Given exercise:
Leave out any pictures and transcribe all other data below exactly.
--- BEGIN Data shown ---
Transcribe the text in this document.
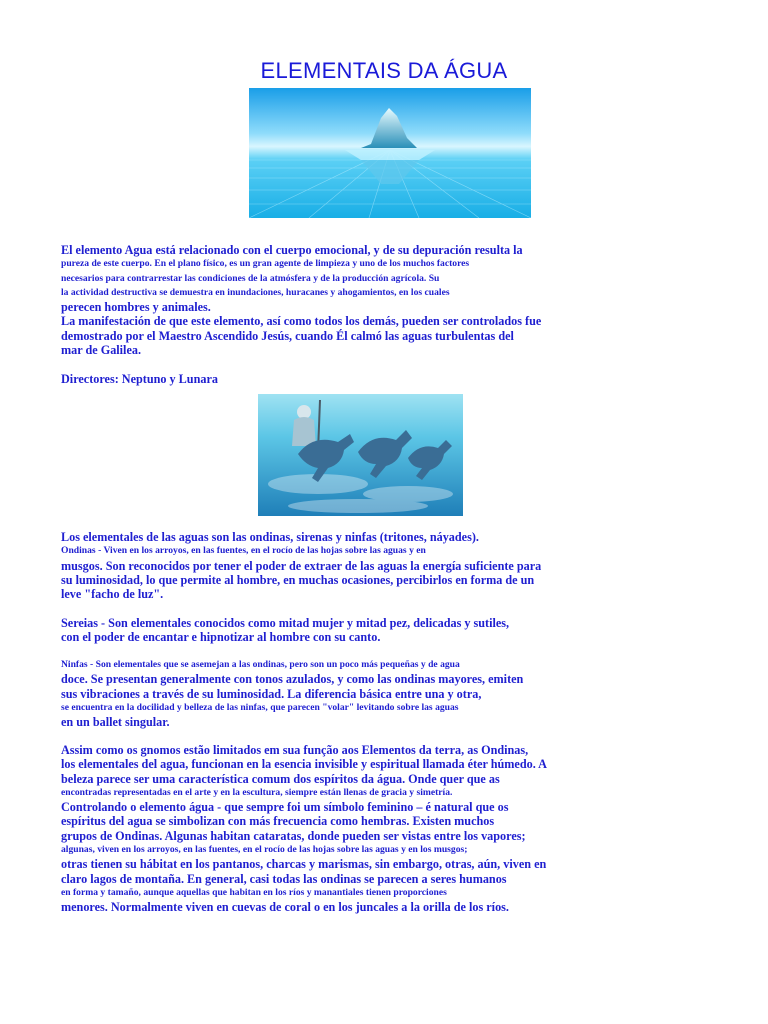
ELEMENTAIS DA ÁGUA
El elemento Agua está relacionado con el cuerpo emocional, y de su depuración resulta la
pureza de este cuerpo. En el plano físico, es un gran agente de limpieza y uno de los muchos factores
necesarios para contrarrestar las condiciones de la atmósfera y de la producción agrícola. Su
la actividad destructiva se demuestra en inundaciones, huracanes y ahogamientos, en los cuales
perecen hombres y animales.
La manifestación de que este elemento, así como todos los demás, pueden ser controlados fue
demostrado por el Maestro Ascendido Jesús, cuando Él calmó las aguas turbulentas del
mar de Galilea.
Directores: Neptuno y Lunara
Los elementales de las aguas son las ondinas, sirenas y ninfas (tritones, náyades).
Ondinas - Viven en los arroyos, en las fuentes, en el rocío de las hojas sobre las aguas y en
musgos. Son reconocidos por tener el poder de extraer de las aguas la energía suficiente para
su luminosidad, lo que permite al hombre, en muchas ocasiones, percibirlos en forma de un
leve "facho de luz".
Sereias - Son elementales conocidos como mitad mujer y mitad pez, delicadas y sutiles,
con el poder de encantar e hipnotizar al hombre con su canto.
Ninfas - Son elementales que se asemejan a las ondinas, pero son un poco más pequeñas y de agua
doce. Se presentan generalmente con tonos azulados, y como las ondinas mayores, emiten
sus vibraciones a través de su luminosidad. La diferencia básica entre una y otra,
se encuentra en la docilidad y belleza de las ninfas, que parecen "volar" levitando sobre las aguas
en un ballet singular.
Assim como os gnomos estão limitados em sua função aos Elementos da terra, as Ondinas,
los elementales del agua, funcionan en la esencia invisible y espiritual llamada éter húmedo. A
beleza parece ser uma característica comum dos espíritos da água. Onde quer que as
encontradas representadas en el arte y en la escultura, siempre están llenas de gracia y simetría.
Controlando o elemento água - que sempre foi um símbolo feminino – é natural que os
espíritus del agua se simbolizan con más frecuencia como hembras. Existen muchos
grupos de Ondinas. Algunas habitan cataratas, donde pueden ser vistas entre los vapores;
algunas, viven en los arroyos, en las fuentes, en el rocío de las hojas sobre las aguas y en los musgos;
otras tienen su hábitat en los pantanos, charcas y marismas, sin embargo, otras, aún, viven en
claro lagos de montaña. En general, casi todas las ondinas se parecen a seres humanos
en forma y tamaño, aunque aquellas que habitan en los ríos y manantiales tienen proporciones
menores. Normalmente viven en cuevas de coral o en los juncales a la orilla de los ríos.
--- END Data shown ---
Solved problem:
Transcribe the text in this document.
ELEMENTAIS DA ÁGUA
El elemento Agua está relacionado con el cuerpo emocional, y de su depuración resulta la
pureza de este cuerpo. En el plano físico, es un gran agente de limpieza y uno de los muchos factores
necesarios para contrarrestar las condiciones de la atmósfera y de la producción agrícola. Su
la actividad destructiva se demuestra en inundaciones, huracanes y ahogamientos, en los cuales
perecen hombres y animales.
La manifestación de que este elemento, así como todos los demás, pueden ser controlados fue
demostrado por el Maestro Ascendido Jesús, cuando Él calmó las aguas turbulentas del
mar de Galilea.
Directores: Neptuno y Lunara
Los elementales de las aguas son las ondinas, sirenas y ninfas (tritones, náyades).
Ondinas - Viven en los arroyos, en las fuentes, en el rocío de las hojas sobre las aguas y en
musgos. Son reconocidos por tener el poder de extraer de las aguas la energía suficiente para
su luminosidad, lo que permite al hombre, en muchas ocasiones, percibirlos en forma de un
leve "facho de luz".
Sereias - Son elementales conocidos como mitad mujer y mitad pez, delicadas y sutiles,
con el poder de encantar e hipnotizar al hombre con su canto.
Ninfas - Son elementales que se asemejan a las ondinas, pero son un poco más pequeñas y de agua
doce. Se presentan generalmente con tonos azulados, y como las ondinas mayores, emiten
sus vibraciones a través de su luminosidad. La diferencia básica entre una y otra,
se encuentra en la docilidad y belleza de las ninfas, que parecen "volar" levitando sobre las aguas
en un ballet singular.
Assim como os gnomos estão limitados em sua função aos Elementos da terra, as Ondinas,
los elementales del agua, funcionan en la esencia invisible y espiritual llamada éter húmedo. A
beleza parece ser uma característica comum dos espíritos da água. Onde quer que as
encontradas representadas en el arte y en la escultura, siempre están llenas de gracia y simetría.
Controlando o elemento água - que sempre foi um símbolo feminino – é natural que os
espíritus del agua se simbolizan con más frecuencia como hembras. Existen muchos
grupos de Ondinas. Algunas habitan cataratas, donde pueden ser vistas entre los vapores;
algunas, viven en los arroyos, en las fuentes, en el rocío de las hojas sobre las aguas y en los musgos;
otras tienen su hábitat en los pantanos, charcas y marismas, sin embargo, otras, aún, viven en
claro lagos de montaña. En general, casi todas las ondinas se parecen a seres humanos
en forma y tamaño, aunque aquellas que habitan en los ríos y manantiales tienen proporciones
menores. Normalmente viven en cuevas de coral o en los juncales a la orilla de los ríos.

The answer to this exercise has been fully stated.